DO THIS.
Extract every line of the material that holds the string "JSON".

══════

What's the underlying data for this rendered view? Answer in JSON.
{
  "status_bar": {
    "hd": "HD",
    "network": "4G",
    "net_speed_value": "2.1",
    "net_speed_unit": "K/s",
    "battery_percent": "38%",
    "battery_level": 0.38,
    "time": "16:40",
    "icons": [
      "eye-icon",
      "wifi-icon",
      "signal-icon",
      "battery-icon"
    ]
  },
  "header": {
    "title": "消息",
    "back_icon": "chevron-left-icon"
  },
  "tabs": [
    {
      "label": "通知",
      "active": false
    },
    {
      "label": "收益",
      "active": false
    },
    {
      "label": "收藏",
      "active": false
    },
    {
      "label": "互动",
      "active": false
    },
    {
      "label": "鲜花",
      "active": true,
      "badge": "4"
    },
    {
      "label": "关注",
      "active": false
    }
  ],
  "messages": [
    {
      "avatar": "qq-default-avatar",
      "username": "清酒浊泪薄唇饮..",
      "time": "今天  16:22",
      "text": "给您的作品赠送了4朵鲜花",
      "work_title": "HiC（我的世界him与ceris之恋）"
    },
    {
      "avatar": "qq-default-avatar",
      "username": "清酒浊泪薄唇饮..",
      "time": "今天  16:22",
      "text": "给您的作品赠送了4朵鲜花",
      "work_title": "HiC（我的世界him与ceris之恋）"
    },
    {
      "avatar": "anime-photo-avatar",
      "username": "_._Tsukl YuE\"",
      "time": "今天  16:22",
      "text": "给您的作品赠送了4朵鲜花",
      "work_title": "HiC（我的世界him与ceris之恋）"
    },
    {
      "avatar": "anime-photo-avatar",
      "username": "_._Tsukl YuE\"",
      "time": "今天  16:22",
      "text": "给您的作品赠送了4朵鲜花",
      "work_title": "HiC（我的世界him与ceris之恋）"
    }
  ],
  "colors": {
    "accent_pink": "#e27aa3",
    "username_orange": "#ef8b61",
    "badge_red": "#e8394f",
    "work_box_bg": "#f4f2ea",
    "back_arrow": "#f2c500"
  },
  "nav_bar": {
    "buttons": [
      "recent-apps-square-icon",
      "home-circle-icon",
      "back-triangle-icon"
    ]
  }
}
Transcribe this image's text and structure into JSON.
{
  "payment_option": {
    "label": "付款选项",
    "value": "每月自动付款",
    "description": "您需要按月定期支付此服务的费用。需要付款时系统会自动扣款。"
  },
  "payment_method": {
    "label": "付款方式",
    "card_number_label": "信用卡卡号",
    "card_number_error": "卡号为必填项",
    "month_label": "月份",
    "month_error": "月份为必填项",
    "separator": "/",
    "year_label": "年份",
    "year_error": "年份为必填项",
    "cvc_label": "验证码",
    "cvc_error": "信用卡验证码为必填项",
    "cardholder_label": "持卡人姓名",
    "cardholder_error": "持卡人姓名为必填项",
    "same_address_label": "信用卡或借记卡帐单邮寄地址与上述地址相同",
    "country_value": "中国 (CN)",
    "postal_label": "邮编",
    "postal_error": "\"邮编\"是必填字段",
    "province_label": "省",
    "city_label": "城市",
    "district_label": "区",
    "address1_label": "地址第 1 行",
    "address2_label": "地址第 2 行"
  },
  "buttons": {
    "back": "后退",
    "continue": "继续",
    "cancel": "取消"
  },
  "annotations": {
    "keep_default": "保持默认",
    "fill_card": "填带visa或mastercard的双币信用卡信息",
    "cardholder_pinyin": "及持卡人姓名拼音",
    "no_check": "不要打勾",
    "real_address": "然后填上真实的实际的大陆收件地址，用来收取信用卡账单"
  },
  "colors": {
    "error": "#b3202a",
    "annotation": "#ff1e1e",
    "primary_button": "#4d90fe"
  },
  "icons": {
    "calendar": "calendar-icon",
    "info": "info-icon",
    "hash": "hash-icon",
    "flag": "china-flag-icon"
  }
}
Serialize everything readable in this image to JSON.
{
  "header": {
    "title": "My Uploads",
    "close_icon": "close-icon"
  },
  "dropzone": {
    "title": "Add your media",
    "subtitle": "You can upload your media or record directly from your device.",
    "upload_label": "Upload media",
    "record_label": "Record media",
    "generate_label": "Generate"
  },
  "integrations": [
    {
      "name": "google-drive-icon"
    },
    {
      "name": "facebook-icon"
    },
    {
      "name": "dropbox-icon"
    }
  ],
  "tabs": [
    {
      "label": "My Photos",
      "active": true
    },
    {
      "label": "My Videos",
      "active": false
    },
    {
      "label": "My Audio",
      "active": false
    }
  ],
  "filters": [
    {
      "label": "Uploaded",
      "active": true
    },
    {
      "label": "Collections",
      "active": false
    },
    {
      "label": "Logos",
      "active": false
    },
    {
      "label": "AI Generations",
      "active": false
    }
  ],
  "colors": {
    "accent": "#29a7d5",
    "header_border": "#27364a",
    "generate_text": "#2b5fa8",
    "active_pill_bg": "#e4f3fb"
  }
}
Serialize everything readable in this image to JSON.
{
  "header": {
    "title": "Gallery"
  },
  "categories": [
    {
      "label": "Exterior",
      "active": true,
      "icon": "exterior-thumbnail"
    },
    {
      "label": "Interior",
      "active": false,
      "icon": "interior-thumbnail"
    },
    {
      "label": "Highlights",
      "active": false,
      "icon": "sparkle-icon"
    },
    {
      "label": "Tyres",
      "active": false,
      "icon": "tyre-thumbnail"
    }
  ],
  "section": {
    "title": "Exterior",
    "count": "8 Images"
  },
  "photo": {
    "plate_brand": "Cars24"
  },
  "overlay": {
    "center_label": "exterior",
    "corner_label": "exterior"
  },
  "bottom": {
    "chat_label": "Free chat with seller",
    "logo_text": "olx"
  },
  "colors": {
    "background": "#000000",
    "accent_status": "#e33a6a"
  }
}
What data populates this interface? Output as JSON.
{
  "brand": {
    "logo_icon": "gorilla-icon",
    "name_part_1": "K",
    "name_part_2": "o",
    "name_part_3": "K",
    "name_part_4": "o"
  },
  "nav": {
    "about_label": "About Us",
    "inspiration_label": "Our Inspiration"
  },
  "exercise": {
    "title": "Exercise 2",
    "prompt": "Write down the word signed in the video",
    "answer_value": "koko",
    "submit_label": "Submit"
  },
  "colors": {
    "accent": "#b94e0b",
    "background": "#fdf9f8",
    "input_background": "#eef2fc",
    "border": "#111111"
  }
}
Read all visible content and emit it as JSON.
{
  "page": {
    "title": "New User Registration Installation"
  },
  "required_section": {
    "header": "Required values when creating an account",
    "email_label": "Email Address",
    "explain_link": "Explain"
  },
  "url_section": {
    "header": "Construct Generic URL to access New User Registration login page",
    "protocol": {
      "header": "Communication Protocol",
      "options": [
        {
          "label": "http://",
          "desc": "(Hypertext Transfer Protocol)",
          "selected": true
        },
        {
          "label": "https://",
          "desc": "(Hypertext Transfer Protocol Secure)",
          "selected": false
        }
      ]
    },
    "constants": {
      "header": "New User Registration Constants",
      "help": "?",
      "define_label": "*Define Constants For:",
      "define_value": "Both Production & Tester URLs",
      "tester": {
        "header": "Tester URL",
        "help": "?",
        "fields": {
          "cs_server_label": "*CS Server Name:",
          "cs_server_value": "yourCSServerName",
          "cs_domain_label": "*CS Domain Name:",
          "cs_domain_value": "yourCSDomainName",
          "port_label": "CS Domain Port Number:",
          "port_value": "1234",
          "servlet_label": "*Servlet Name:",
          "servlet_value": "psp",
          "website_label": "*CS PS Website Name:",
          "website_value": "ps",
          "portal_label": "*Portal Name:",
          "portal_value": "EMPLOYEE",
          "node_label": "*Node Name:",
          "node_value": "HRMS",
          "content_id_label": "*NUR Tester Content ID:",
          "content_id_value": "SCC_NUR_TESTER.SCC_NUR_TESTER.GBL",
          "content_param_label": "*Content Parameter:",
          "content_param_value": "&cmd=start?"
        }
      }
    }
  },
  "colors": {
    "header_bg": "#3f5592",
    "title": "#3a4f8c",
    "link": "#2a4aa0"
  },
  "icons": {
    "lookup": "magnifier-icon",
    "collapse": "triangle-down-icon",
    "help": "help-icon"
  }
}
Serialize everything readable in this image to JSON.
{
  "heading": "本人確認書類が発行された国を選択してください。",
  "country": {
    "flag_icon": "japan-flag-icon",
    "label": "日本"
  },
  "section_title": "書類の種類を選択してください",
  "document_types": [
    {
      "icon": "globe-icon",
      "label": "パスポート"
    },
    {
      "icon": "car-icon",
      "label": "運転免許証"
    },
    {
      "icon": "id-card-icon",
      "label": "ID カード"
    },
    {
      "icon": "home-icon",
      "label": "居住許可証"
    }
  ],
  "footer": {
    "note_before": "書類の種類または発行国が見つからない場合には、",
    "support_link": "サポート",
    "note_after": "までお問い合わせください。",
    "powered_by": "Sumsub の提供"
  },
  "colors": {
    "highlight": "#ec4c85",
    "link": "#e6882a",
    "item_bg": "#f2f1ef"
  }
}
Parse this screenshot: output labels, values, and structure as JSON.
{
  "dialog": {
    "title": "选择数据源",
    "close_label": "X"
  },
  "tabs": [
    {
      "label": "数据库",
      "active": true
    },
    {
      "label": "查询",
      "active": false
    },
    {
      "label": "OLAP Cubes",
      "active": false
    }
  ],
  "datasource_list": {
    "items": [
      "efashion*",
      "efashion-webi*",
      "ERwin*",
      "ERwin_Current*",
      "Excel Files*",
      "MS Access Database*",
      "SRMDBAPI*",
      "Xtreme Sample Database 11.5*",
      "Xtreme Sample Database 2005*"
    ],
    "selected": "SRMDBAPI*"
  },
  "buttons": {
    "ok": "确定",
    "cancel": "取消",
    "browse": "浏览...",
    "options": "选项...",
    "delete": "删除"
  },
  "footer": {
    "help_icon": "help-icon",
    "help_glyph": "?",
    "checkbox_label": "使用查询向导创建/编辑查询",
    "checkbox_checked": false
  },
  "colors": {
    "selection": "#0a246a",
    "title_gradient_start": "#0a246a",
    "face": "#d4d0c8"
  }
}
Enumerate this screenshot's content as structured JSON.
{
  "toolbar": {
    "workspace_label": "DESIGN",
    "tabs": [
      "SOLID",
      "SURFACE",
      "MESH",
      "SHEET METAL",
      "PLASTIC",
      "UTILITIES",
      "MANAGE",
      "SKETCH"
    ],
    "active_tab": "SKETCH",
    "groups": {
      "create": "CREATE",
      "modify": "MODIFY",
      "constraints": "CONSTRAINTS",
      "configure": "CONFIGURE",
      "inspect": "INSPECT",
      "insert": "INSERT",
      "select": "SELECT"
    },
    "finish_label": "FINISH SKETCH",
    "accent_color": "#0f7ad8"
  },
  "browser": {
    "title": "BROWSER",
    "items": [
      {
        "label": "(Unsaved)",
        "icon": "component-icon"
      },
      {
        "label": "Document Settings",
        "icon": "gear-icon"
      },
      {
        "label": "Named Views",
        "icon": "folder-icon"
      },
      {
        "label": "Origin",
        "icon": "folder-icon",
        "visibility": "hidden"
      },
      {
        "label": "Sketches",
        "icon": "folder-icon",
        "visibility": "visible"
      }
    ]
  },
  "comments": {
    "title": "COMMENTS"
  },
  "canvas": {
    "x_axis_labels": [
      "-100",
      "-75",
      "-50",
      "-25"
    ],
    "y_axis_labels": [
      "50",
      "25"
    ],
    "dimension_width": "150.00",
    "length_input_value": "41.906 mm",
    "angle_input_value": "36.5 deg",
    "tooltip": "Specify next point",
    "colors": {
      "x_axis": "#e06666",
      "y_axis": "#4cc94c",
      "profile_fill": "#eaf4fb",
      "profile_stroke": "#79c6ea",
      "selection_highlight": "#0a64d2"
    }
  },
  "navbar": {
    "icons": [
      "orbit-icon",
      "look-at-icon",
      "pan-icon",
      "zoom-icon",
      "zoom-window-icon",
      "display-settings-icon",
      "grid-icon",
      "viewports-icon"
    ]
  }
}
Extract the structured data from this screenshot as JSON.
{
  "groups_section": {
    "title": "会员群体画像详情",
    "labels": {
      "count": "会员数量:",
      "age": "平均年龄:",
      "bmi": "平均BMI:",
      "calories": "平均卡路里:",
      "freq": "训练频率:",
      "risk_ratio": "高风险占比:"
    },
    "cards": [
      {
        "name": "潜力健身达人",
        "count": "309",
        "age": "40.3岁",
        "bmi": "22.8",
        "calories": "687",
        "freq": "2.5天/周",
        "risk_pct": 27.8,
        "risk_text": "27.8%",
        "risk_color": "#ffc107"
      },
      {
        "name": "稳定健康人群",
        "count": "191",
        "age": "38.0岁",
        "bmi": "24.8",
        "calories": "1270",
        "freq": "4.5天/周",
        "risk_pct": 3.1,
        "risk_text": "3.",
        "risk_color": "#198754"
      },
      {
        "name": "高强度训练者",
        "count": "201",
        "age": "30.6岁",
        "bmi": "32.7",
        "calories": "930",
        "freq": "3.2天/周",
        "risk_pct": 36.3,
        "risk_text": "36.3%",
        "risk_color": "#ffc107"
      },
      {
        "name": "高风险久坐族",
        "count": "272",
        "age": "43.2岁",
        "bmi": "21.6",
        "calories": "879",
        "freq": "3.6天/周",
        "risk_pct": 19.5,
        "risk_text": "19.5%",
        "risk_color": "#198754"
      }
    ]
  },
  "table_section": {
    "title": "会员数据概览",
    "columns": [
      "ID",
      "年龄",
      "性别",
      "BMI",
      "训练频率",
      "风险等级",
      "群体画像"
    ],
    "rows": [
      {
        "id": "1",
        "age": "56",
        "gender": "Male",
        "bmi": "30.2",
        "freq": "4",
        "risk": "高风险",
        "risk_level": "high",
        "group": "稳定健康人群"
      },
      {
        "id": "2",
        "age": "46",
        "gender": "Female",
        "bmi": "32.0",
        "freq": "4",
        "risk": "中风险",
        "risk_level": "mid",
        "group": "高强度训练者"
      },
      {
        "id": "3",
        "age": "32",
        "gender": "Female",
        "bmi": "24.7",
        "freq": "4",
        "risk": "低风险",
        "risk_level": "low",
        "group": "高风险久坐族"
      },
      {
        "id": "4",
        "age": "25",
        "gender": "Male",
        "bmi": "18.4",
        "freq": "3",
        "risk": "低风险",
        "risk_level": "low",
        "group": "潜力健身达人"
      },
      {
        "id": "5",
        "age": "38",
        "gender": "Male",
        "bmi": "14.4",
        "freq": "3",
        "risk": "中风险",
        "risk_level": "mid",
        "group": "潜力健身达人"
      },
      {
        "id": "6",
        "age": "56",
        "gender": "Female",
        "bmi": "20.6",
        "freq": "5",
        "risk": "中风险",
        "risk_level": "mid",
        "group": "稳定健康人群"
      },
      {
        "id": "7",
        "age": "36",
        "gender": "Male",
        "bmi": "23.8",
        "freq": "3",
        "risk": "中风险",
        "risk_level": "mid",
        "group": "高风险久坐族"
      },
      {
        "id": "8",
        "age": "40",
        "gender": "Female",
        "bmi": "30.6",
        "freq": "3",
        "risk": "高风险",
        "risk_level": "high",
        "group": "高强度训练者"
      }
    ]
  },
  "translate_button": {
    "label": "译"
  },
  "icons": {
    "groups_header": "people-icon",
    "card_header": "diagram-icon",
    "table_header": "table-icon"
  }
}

══════

EXPECTED ANSWER.
What's the underlying data for this rendered view? Answer in JSON.
Transcribe this image's text and structure into JSON.
Serialize everything readable in this image to JSON.
Serialize everything readable in this image to JSON.
What data populates this interface? Output as JSON.
Read all visible content and emit it as JSON.
Serialize everything readable in this image to JSON.
Parse this screenshot: output labels, values, and structure as JSON.
Enumerate this screenshot's content as structured JSON.
Extract the structured data from this screenshot as JSON.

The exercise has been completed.